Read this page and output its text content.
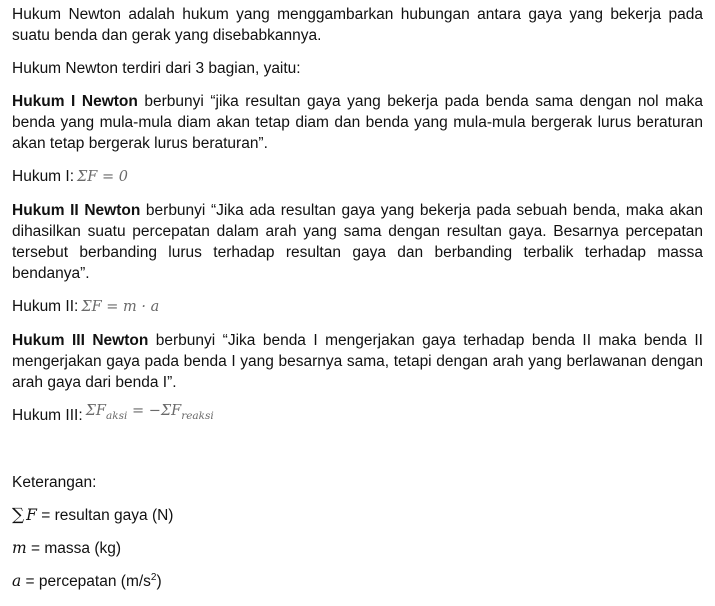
Hukum Newton adalah hukum yang menggambarkan hubungan antara gaya yang bekerja pada suatu benda dan gerak yang disebabkannya.

Hukum Newton terdiri dari 3 bagian, yaitu:

Hukum I Newton berbunyi “jika resultan gaya yang bekerja pada benda sama dengan nol maka benda yang mula-mula diam akan tetap diam dan benda yang mula-mula bergerak lurus beraturan akan tetap bergerak lurus beraturan”.

Hukum I: ΣF = 0

Hukum II Newton berbunyi “Jika ada resultan gaya yang bekerja pada sebuah benda, maka akan dihasilkan suatu percepatan dalam arah yang sama dengan resultan gaya. Besarnya percepatan tersebut berbanding lurus terhadap resultan gaya dan berbanding terbalik terhadap massa bendanya”.

Hukum II: ΣF = m · a

Hukum III Newton berbunyi “Jika benda I mengerjakan gaya terhadap benda II maka benda II mengerjakan gaya pada benda I yang besarnya sama, tetapi dengan arah yang berlawanan dengan arah gaya dari benda I”.

Hukum III: $\Sigma F_{aksi} = -\Sigma F_{reaksi}$

Keterangan:

∑ F = resultan gaya (N)

m = massa (kg)

a = percepatan $(m/s^2)$
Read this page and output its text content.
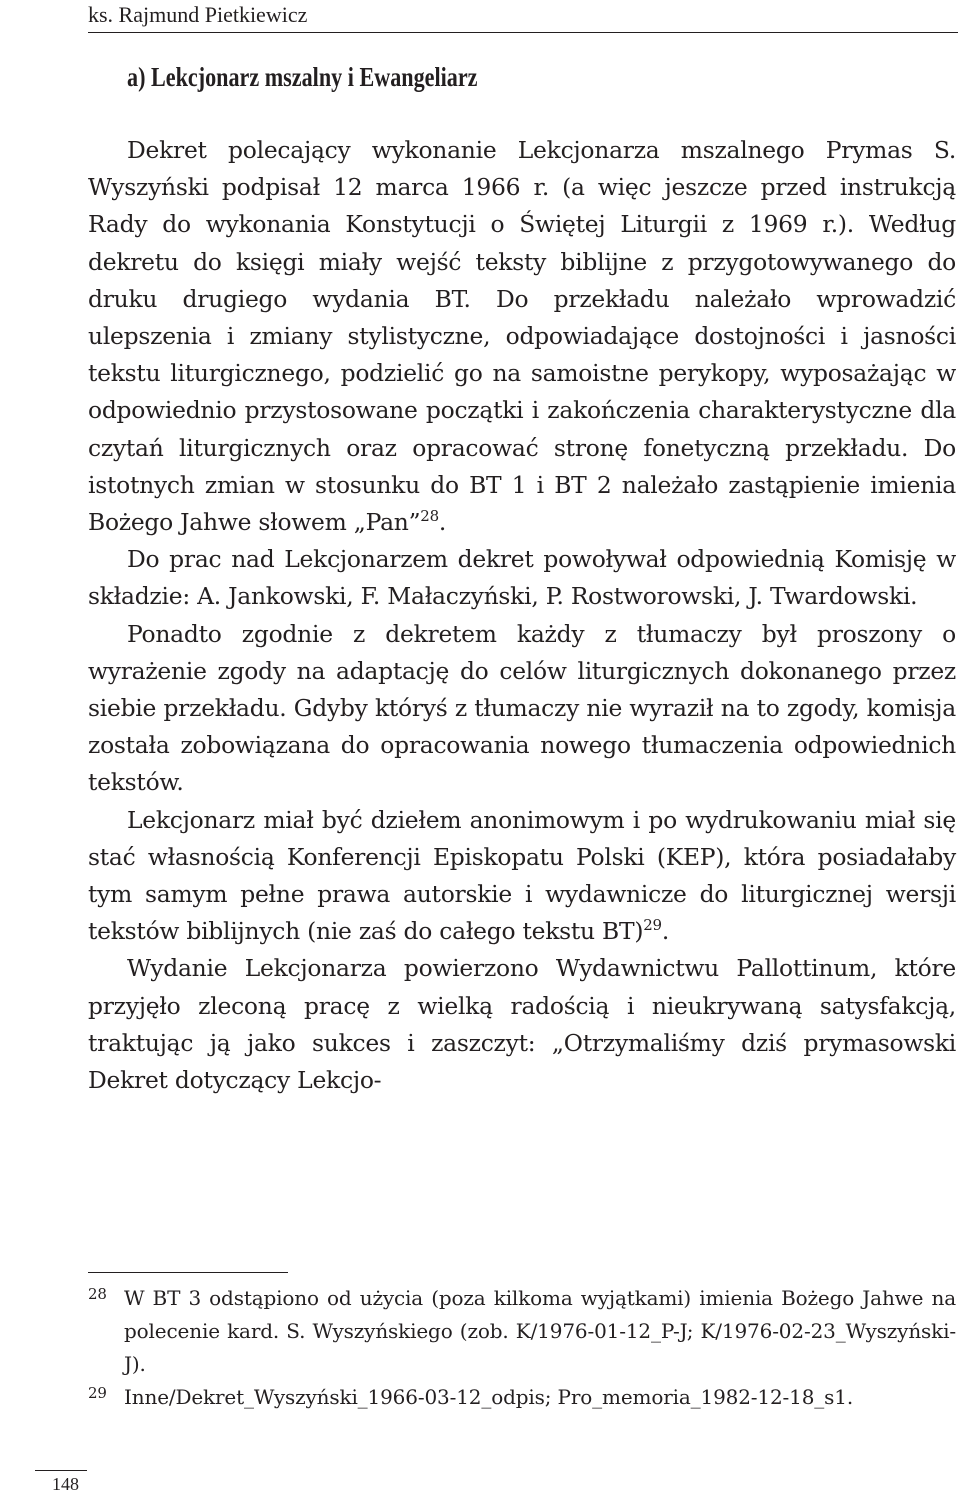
ks. Rajmund Pietkiewicz
a) Lekcjonarz mszalny i Ewangeliarz

Dekret polecający wykonanie Lekcjonarza mszalnego Prymas S. Wyszyński podpisał 12 marca 1966 r. (a więc jeszcze przed instrukcją Rady do wykonania Konstytucji o Świętej Liturgii z 1969 r.). Według dekretu do księgi miały wejść teksty biblijne z przygotowywanego do druku drugiego wydania BT. Do przekładu należało wprowadzić ulepszenia i zmiany stylistyczne, odpowiadające dostojności i jasności tekstu liturgicznego, podzielić go na samoistne perykopy, wyposażając w odpowiednio przystosowane początki i zakończenia charakterystyczne dla czytań liturgicznych oraz opracować stronę fonetyczną przekładu. Do istotnych zmian w stosunku do BT 1 i BT 2 należało zastąpienie imienia Bożego Jahwe słowem „Pan”$^{28}$.

Do prac nad Lekcjonarzem dekret powoływał odpowiednią Komisję w składzie: A. Jankowski, F. Małaczyński, P. Rostworowski, J. Twardowski.

Ponadto zgodnie z dekretem każdy z tłumaczy był proszony o wyrażenie zgody na adaptację do celów liturgicznych dokonanego przez siebie przekładu. Gdyby któryś z tłumaczy nie wyraził na to zgody, komisja została zobowiązana do opracowania nowego tłumaczenia odpowiednich tekstów.

Lekcjonarz miał być dziełem anonimowym i po wydrukowaniu miał się stać własnością Konferencji Episkopatu Polski (KEP), która posiadałaby tym samym pełne prawa autorskie i wydawnicze do liturgicznej wersji tekstów biblijnych (nie zaś do całego tekstu BT)$^{29}$.

Wydanie Lekcjonarza powierzono Wydawnictwu Pallottinum, które przyjęło zleconą pracę z wielką radością i nieukrywaną satysfakcją, traktując ją jako sukces i zaszczyt: „Otrzymaliśmy dziś prymasowski Dekret dotyczący Lekcjo-

28 W BT 3 odstąpiono od użycia (poza kilkoma wyjątkami) imienia Bożego Jahwe na polecenie kard. S. Wyszyńskiego (zob. K/1976-01-12_P-J; K/1976-02-23_Wyszyński-J).

29 Inne/Dekret_Wyszyński_1966-03-12_odpis; Pro_memoria_1982-12-18_s1.

148
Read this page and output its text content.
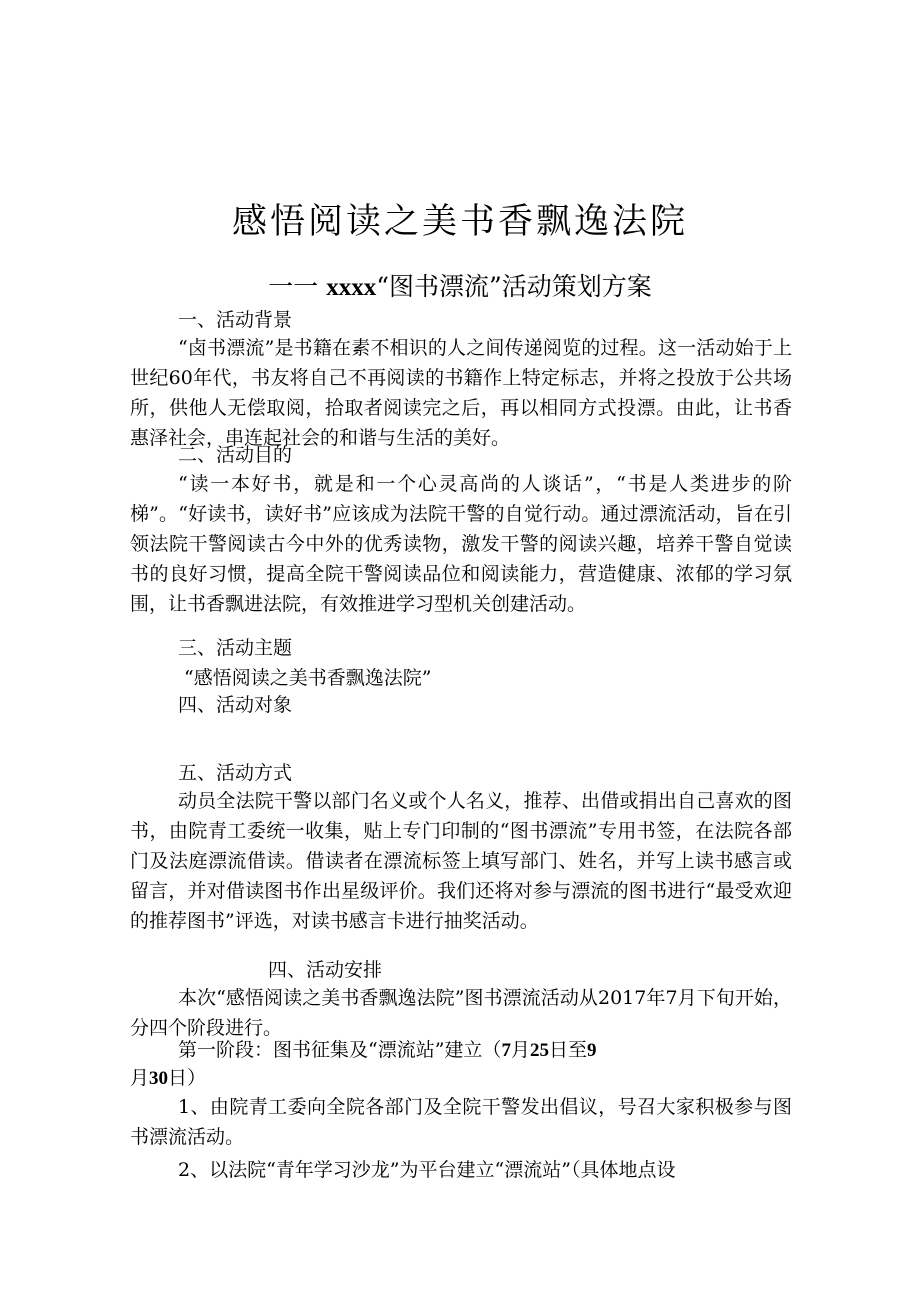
感悟阅读之美书香飘逸法院
一一 xxxx“图书漂流”活动策划方案
一、活动背景
“卤书漂流”是书籍在素不相识的人之间传递阅览的过程。这一活动始于上世纪60年代，书友将自己不再阅读的书籍作上特定标志，并将之投放于公共场所，供他人无偿取阅，拾取者阅读完之后，再以相同方式投漂。由此，让书香惠泽社会，串连起社会的和谐与生活的美好。
二、活动目的
“读一本好书，就是和一个心灵高尚的人谈话”，“书是人类进步的阶梯”。“好读书，读好书”应该成为法院干警的自觉行动。通过漂流活动，旨在引领法院干警阅读古今中外的优秀读物，激发干警的阅读兴趣，培养干警自觉读书的良好习惯，提高全院干警阅读品位和阅读能力，营造健康、浓郁的学习氛围，让书香飘进法院，有效推进学习型机关创建活动。
三、活动主题
“感悟阅读之美书香飘逸法院”
四、活动对象
五、活动方式
动员全法院干警以部门名义或个人名义，推荐、出借或捐出自己喜欢的图书，由院青工委统一收集，贴上专门印制的“图书漂流”专用书签，在法院各部门及法庭漂流借读。借读者在漂流标签上填写部门、姓名，并写上读书感言或留言，并对借读图书作出星级评价。我们还将对参与漂流的图书进行“最受欢迎的推荐图书”评选，对读书感言卡进行抽奖活动。
四、活动安排
本次“感悟阅读之美书香飘逸法院”图书漂流活动从2017年7月下旬开始，分四个阶段进行。
第一阶段：图书征集及“漂流站”建立（7月25日至9
月30日）
1、由院青工委向全院各部门及全院干警发出倡议，号召大家积极参与图书漂流活动。
2、以法院“青年学习沙龙”为平台建立“漂流站”（具体地点设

============

EXERCISE -
Without including the pictures, reproduce all entries exactly.

TASK RESULT -
Read this page and output its text content.
Hukum Newton adalah hukum yang menggambarkan hubungan antara gaya yang bekerja pada suatu benda dan gerak yang disebabkannya.

Hukum Newton terdiri dari 3 bagian, yaitu:

Hukum I Newton berbunyi “jika resultan gaya yang bekerja pada benda sama dengan nol maka benda yang mula-mula diam akan tetap diam dan benda yang mula-mula bergerak lurus beraturan akan tetap bergerak lurus beraturan”.

Hukum I: ΣF = 0

Hukum II Newton berbunyi “Jika ada resultan gaya yang bekerja pada sebuah benda, maka akan dihasilkan suatu percepatan dalam arah yang sama dengan resultan gaya. Besarnya percepatan tersebut berbanding lurus terhadap resultan gaya dan berbanding terbalik terhadap massa bendanya”.

Hukum II: ΣF = m · a

Hukum III Newton berbunyi “Jika benda I mengerjakan gaya terhadap benda II maka benda II mengerjakan gaya pada benda I yang besarnya sama, tetapi dengan arah yang berlawanan dengan arah gaya dari benda I”.

Hukum III: $\Sigma F_{aksi} = -\Sigma F_{reaksi}$

Keterangan:

∑ F = resultan gaya (N)

m = massa (kg)

a = percepatan $(m/s^2)$
Read this page and output its text content.
ks. Rajmund Pietkiewicz
a) Lekcjonarz mszalny i Ewangeliarz

Dekret polecający wykonanie Lekcjonarza mszalnego Prymas S. Wyszyński podpisał 12 marca 1966 r. (a więc jeszcze przed instrukcją Rady do wykonania Konstytucji o Świętej Liturgii z 1969 r.). Według dekretu do księgi miały wejść teksty biblijne z przygotowywanego do druku drugiego wydania BT. Do przekładu należało wprowadzić ulepszenia i zmiany stylistyczne, odpowiadające dostojności i jasności tekstu liturgicznego, podzielić go na samoistne perykopy, wyposażając w odpowiednio przystosowane początki i zakończenia charakterystyczne dla czytań liturgicznych oraz opracować stronę fonetyczną przekładu. Do istotnych zmian w stosunku do BT 1 i BT 2 należało zastąpienie imienia Bożego Jahwe słowem „Pan”$^{28}$.

Do prac nad Lekcjonarzem dekret powoływał odpowiednią Komisję w składzie: A. Jankowski, F. Małaczyński, P. Rostworowski, J. Twardowski.

Ponadto zgodnie z dekretem każdy z tłumaczy był proszony o wyrażenie zgody na adaptację do celów liturgicznych dokonanego przez siebie przekładu. Gdyby któryś z tłumaczy nie wyraził na to zgody, komisja została zobowiązana do opracowania nowego tłumaczenia odpowiednich tekstów.

Lekcjonarz miał być dziełem anonimowym i po wydrukowaniu miał się stać własnością Konferencji Episkopatu Polski (KEP), która posiadałaby tym samym pełne prawa autorskie i wydawnicze do liturgicznej wersji tekstów biblijnych (nie zaś do całego tekstu BT)$^{29}$.

Wydanie Lekcjonarza powierzono Wydawnictwu Pallottinum, które przyjęło zleconą pracę z wielką radością i nieukrywaną satysfakcją, traktując ją jako sukces i zaszczyt: „Otrzymaliśmy dziś prymasowski Dekret dotyczący Lekcjo-

28 W BT 3 odstąpiono od użycia (poza kilkoma wyjątkami) imienia Bożego Jahwe na polecenie kard. S. Wyszyńskiego (zob. K/1976-01-12_P-J; K/1976-02-23_Wyszyński-J).

29 Inne/Dekret_Wyszyński_1966-03-12_odpis; Pro_memoria_1982-12-18_s1.

148
Read this page and output its text content.
感悟阅读之美书香飘逸法院
一一 xxxx“图书漂流”活动策划方案
一、活动背景
“卤书漂流”是书籍在素不相识的人之间传递阅览的过程。这一活动始于上世纪60年代，书友将自己不再阅读的书籍作上特定标志，并将之投放于公共场所，供他人无偿取阅，拾取者阅读完之后，再以相同方式投漂。由此，让书香惠泽社会，串连起社会的和谐与生活的美好。
二、活动目的
“读一本好书，就是和一个心灵高尚的人谈话”，“书是人类进步的阶梯”。“好读书，读好书”应该成为法院干警的自觉行动。通过漂流活动，旨在引领法院干警阅读古今中外的优秀读物，激发干警的阅读兴趣，培养干警自觉读书的良好习惯，提高全院干警阅读品位和阅读能力，营造健康、浓郁的学习氛围，让书香飘进法院，有效推进学习型机关创建活动。
三、活动主题
“感悟阅读之美书香飘逸法院”
四、活动对象
五、活动方式
动员全法院干警以部门名义或个人名义，推荐、出借或捐出自己喜欢的图书，由院青工委统一收集，贴上专门印制的“图书漂流”专用书签，在法院各部门及法庭漂流借读。借读者在漂流标签上填写部门、姓名，并写上读书感言或留言，并对借读图书作出星级评价。我们还将对参与漂流的图书进行“最受欢迎的推荐图书”评选，对读书感言卡进行抽奖活动。
四、活动安排
本次“感悟阅读之美书香飘逸法院”图书漂流活动从2017年7月下旬开始，分四个阶段进行。
第一阶段：图书征集及“漂流站”建立（7月25日至9
月30日）
1、由院青工委向全院各部门及全院干警发出倡议，号召大家积极参与图书漂流活动。
2、以法院“青年学习沙龙”为平台建立“漂流站”（具体地点设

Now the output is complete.